§ **INSTRUCTIONS FOR THE TASK**
Write down every entry below once more, exactly.

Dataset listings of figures
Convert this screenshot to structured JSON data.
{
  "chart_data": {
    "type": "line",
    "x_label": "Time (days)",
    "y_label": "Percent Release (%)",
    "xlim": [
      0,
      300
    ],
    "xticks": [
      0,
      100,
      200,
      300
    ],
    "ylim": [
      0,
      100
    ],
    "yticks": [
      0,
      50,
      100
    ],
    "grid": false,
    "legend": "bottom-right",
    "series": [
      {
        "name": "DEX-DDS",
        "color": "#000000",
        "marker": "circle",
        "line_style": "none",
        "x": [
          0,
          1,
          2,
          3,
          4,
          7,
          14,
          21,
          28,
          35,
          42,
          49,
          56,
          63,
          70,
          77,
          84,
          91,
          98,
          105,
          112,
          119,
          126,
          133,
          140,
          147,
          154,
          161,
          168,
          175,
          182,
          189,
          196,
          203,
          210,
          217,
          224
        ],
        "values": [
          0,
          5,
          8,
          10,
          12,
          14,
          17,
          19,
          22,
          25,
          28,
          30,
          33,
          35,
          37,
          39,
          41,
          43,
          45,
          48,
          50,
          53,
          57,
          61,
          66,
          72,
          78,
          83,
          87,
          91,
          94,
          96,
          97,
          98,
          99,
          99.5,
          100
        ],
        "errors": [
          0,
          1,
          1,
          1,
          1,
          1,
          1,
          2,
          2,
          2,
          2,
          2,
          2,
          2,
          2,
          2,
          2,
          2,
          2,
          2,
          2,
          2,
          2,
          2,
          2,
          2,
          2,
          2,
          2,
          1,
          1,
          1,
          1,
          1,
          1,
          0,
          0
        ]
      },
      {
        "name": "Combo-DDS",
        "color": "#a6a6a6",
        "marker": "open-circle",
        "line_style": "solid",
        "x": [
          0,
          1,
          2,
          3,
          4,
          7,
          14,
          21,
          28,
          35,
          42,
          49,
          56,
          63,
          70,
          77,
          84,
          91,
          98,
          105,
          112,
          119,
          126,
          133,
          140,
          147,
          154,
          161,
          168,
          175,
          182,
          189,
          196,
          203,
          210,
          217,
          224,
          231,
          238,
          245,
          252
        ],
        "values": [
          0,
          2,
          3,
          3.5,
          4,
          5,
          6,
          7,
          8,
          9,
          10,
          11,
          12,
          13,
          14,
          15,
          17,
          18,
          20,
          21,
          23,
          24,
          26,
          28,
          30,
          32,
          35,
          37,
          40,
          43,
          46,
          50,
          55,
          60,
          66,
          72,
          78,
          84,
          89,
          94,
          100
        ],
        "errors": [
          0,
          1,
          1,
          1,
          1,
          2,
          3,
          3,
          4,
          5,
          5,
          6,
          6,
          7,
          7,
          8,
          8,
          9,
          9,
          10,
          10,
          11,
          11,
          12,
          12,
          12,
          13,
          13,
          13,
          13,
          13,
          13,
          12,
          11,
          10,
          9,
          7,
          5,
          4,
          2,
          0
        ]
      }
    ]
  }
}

§ **ANSWER TO THE EXERCISE**
Convert this screenshot to structured JSON data.
{
  "chart_data": {
    "type": "line",
    "x_label": "Time (days)",
    "y_label": "Percent Release (%)",
    "xlim": [
      0,
      300
    ],
    "xticks": [
      0,
      100,
      200,
      300
    ],
    "ylim": [
      0,
      100
    ],
    "yticks": [
      0,
      50,
      100
    ],
    "grid": false,
    "legend": "bottom-right",
    "series": [
      {
        "name": "DEX-DDS",
        "color": "#000000",
        "marker": "circle",
        "line_style": "none",
        "x": [
          0,
          1,
          2,
          3,
          4,
          7,
          14,
          21,
          28,
          35,
          42,
          49,
          56,
          63,
          70,
          77,
          84,
          91,
          98,
          105,
          112,
          119,
          126,
          133,
          140,
          147,
          154,
          161,
          168,
          175,
          182,
          189,
          196,
          203,
          210,
          217,
          224
        ],
        "values": [
          0,
          5,
          8,
          10,
          12,
          14,
          17,
          19,
          22,
          25,
          28,
          30,
          33,
          35,
          37,
          39,
          41,
          43,
          45,
          48,
          50,
          53,
          57,
          61,
          66,
          72,
          78,
          83,
          87,
          91,
          94,
          96,
          97,
          98,
          99,
          99.5,
          100
        ],
        "errors": [
          0,
          1,
          1,
          1,
          1,
          1,
          1,
          2,
          2,
          2,
          2,
          2,
          2,
          2,
          2,
          2,
          2,
          2,
          2,
          2,
          2,
          2,
          2,
          2,
          2,
          2,
          2,
          2,
          2,
          1,
          1,
          1,
          1,
          1,
          1,
          0,
          0
        ]
      },
      {
        "name": "Combo-DDS",
        "color": "#a6a6a6",
        "marker": "open-circle",
        "line_style": "solid",
        "x": [
          0,
          1,
          2,
          3,
          4,
          7,
          14,
          21,
          28,
          35,
          42,
          49,
          56,
          63,
          70,
          77,
          84,
          91,
          98,
          105,
          112,
          119,
          126,
          133,
          140,
          147,
          154,
          161,
          168,
          175,
          182,
          189,
          196,
          203,
          210,
          217,
          224,
          231,
          238,
          245,
          252
        ],
        "values": [
          0,
          2,
          3,
          3.5,
          4,
          5,
          6,
          7,
          8,
          9,
          10,
          11,
          12,
          13,
          14,
          15,
          17,
          18,
          20,
          21,
          23,
          24,
          26,
          28,
          30,
          32,
          35,
          37,
          40,
          43,
          46,
          50,
          55,
          60,
          66,
          72,
          78,
          84,
          89,
          94,
          100
        ],
        "errors": [
          0,
          1,
          1,
          1,
          1,
          2,
          3,
          3,
          4,
          5,
          5,
          6,
          6,
          7,
          7,
          8,
          8,
          9,
          9,
          10,
          10,
          11,
          11,
          12,
          12,
          12,
          13,
          13,
          13,
          13,
          13,
          13,
          12,
          11,
          10,
          9,
          7,
          5,
          4,
          2,
          0
        ]
      }
    ]
  }
}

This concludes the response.